- DATA FOR PROCESSING:
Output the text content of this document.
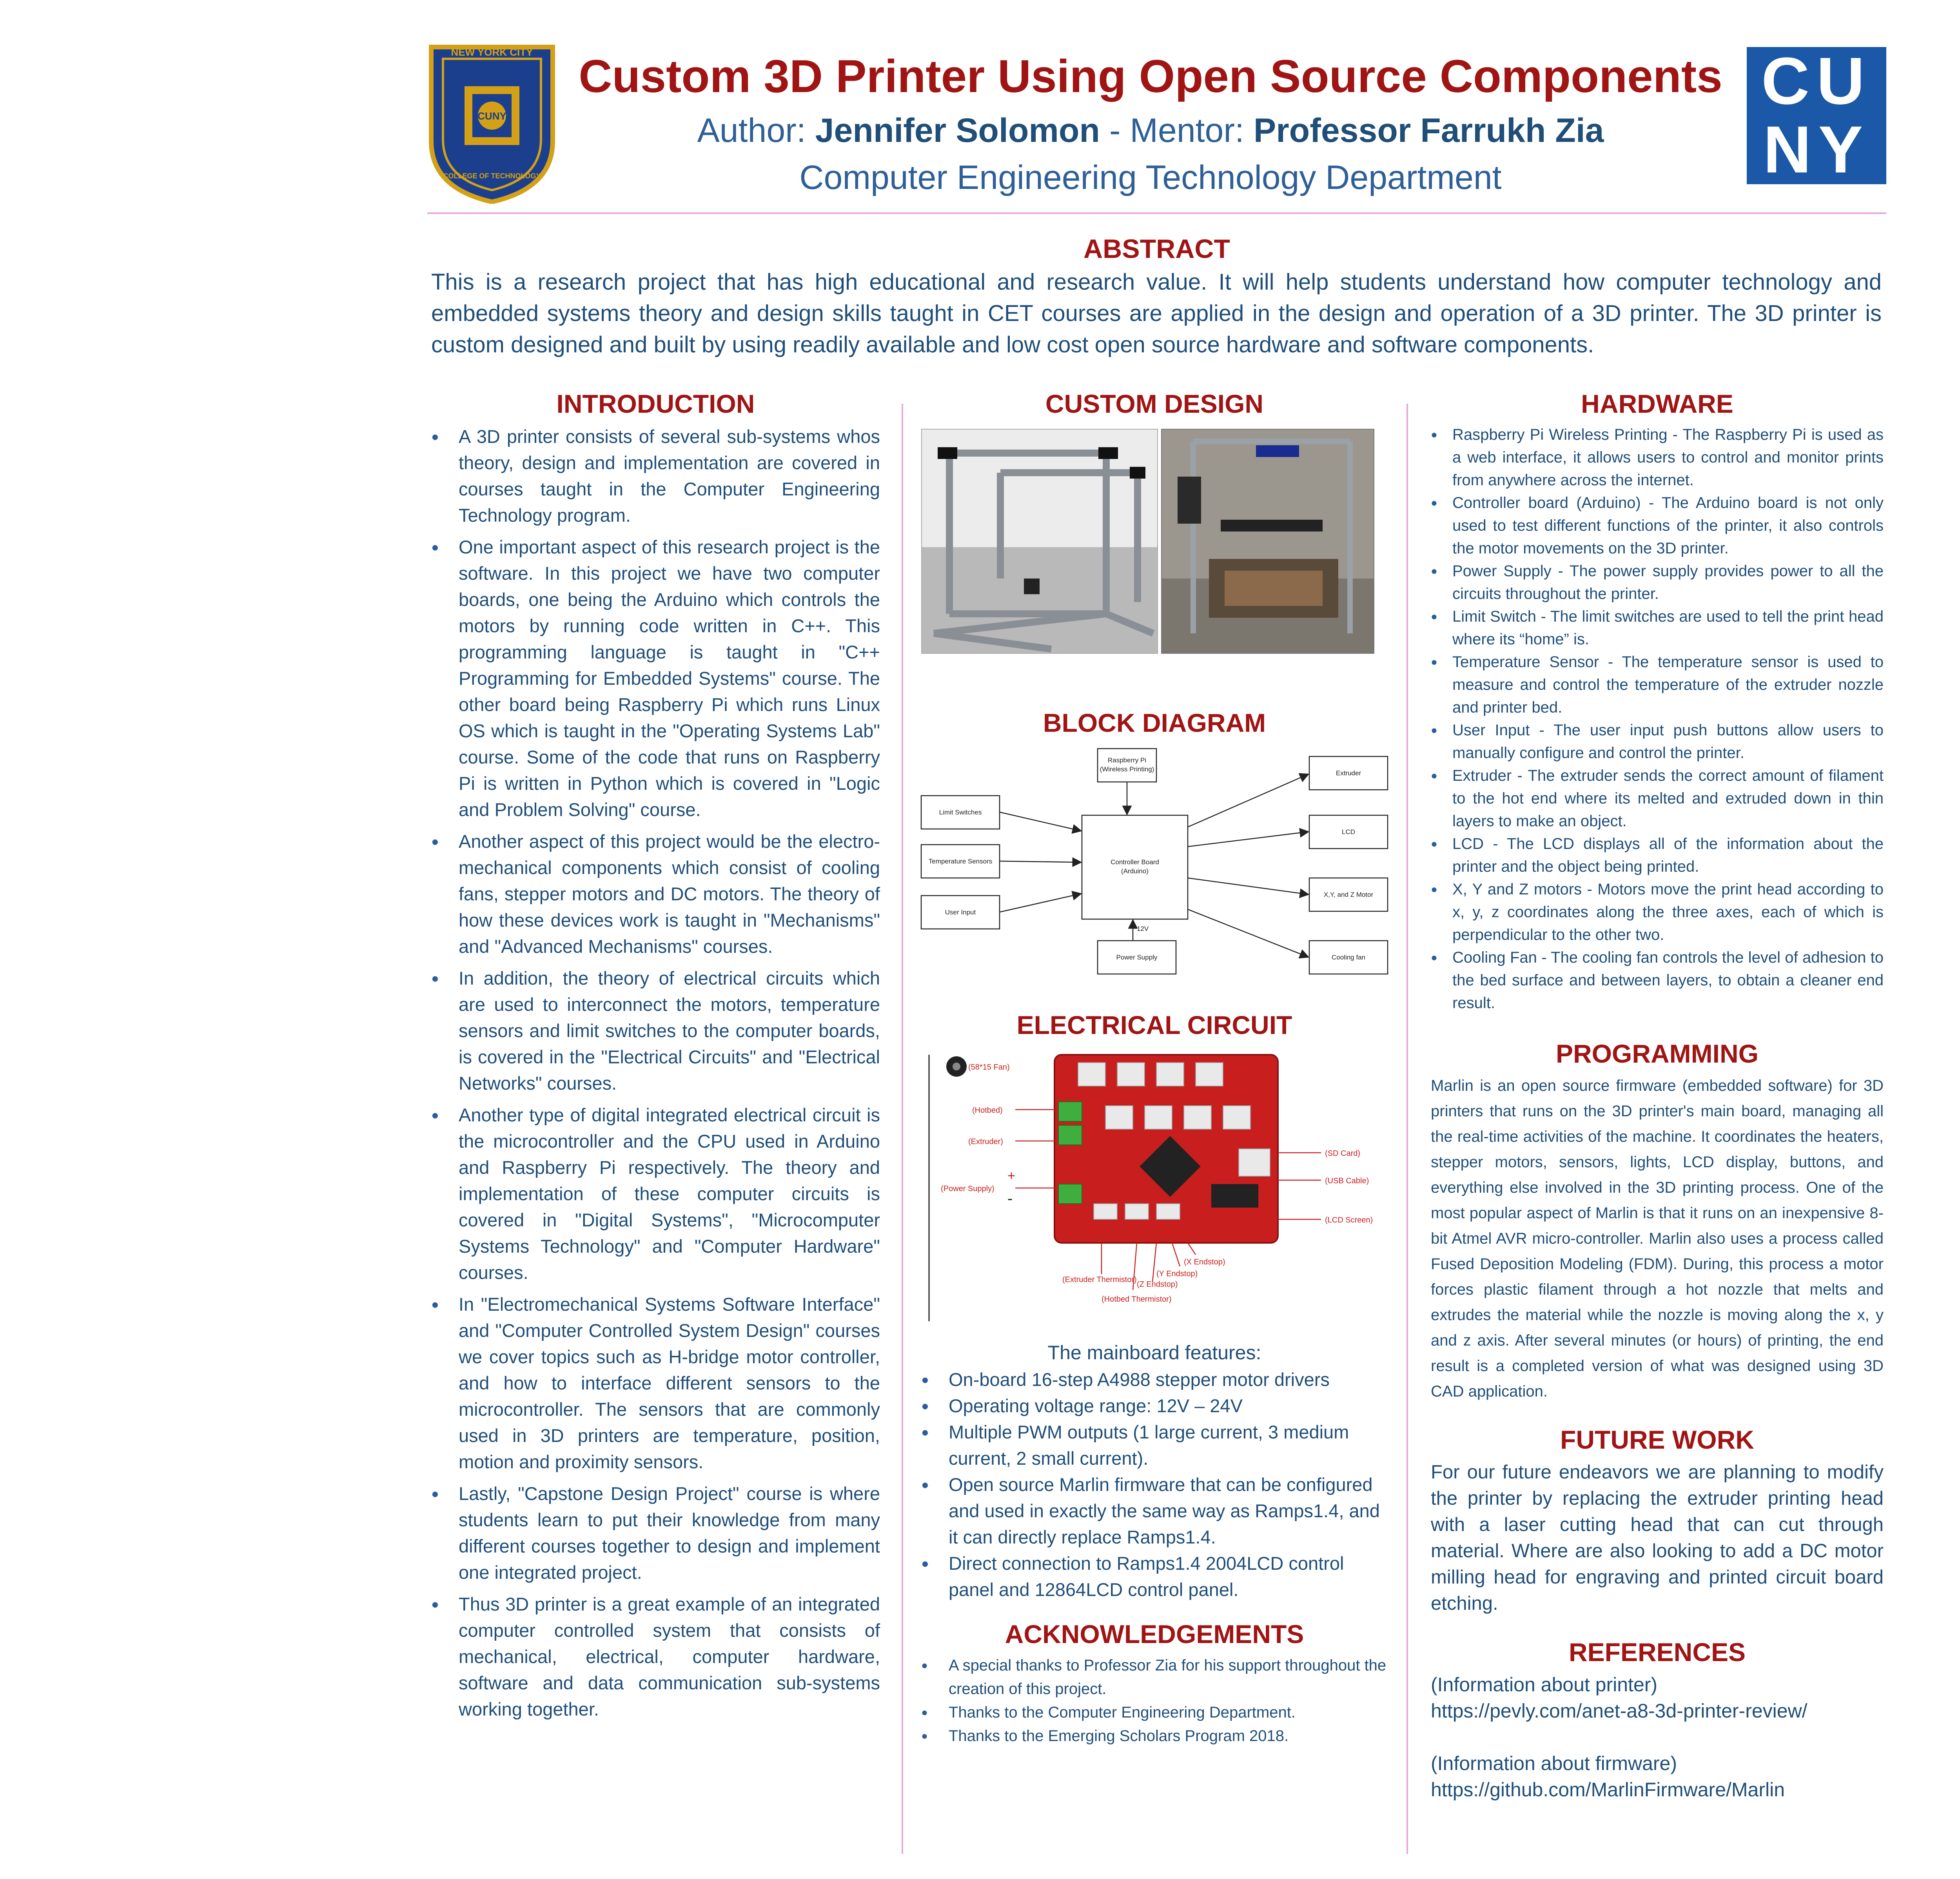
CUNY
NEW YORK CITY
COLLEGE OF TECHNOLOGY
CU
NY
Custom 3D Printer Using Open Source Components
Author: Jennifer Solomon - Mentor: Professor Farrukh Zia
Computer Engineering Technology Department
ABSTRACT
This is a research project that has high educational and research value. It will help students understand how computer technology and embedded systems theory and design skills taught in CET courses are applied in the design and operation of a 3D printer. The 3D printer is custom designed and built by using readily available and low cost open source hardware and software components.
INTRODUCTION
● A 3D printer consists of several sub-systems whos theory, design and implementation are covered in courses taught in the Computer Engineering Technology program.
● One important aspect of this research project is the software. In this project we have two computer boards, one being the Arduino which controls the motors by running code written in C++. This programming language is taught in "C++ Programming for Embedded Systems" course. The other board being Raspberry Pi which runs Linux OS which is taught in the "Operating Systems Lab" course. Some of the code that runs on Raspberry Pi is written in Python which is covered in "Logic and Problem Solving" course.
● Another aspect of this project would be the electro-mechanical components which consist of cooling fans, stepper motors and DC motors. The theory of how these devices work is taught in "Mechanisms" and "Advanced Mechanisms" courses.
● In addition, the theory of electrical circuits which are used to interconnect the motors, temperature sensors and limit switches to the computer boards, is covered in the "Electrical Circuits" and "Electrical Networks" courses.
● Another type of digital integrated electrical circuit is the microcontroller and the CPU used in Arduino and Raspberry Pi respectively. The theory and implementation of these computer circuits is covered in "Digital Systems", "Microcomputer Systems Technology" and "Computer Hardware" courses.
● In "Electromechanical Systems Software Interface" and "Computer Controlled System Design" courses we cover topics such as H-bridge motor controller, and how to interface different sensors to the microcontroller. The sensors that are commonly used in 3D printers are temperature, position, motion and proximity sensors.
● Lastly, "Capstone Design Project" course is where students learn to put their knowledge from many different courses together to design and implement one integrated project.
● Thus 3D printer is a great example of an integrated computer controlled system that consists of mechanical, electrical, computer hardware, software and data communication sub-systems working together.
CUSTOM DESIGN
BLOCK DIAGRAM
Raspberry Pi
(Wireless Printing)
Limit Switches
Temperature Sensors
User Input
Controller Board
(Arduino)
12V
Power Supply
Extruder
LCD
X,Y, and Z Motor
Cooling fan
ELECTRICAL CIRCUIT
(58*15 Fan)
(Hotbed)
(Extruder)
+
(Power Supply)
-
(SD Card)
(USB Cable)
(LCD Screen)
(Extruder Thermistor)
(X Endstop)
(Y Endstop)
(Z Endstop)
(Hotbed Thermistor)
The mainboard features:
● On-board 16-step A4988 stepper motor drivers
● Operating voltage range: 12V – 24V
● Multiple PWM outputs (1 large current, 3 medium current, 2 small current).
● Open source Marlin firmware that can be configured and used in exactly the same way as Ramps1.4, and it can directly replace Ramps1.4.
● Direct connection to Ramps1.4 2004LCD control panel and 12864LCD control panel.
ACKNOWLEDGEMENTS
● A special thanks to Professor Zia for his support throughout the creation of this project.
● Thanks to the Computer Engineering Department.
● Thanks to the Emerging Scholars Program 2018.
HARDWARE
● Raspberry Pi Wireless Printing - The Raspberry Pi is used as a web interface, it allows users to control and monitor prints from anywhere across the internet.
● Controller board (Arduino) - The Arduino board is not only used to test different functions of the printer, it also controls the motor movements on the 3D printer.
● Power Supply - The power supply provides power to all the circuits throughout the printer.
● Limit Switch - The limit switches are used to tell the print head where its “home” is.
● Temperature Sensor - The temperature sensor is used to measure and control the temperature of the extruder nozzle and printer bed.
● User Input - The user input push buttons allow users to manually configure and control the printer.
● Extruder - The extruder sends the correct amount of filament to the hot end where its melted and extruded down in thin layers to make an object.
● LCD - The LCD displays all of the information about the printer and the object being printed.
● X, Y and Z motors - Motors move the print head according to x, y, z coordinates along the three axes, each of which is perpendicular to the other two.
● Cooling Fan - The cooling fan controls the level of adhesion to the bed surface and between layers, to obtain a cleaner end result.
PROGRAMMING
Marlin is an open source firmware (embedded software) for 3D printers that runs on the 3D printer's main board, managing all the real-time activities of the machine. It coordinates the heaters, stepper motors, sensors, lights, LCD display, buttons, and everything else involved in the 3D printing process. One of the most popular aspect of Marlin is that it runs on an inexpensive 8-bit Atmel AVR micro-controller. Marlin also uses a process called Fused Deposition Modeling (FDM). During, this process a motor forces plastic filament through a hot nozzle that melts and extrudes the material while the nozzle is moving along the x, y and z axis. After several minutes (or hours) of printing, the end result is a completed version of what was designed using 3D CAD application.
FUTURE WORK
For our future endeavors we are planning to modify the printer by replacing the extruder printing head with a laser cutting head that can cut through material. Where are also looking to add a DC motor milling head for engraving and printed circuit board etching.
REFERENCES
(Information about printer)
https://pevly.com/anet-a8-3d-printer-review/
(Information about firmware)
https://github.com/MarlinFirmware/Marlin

- PROBLEM TO WORK ON:
For each line of the entries that includes "users", show that line.

- TASK SOLUTION:
● Raspberry Pi Wireless Printing - The Raspberry Pi is used as a web interface, it allows users to control and monitor prints from anywhere across the internet.
● User Input - The user input push buttons allow users to manually configure and control the printer.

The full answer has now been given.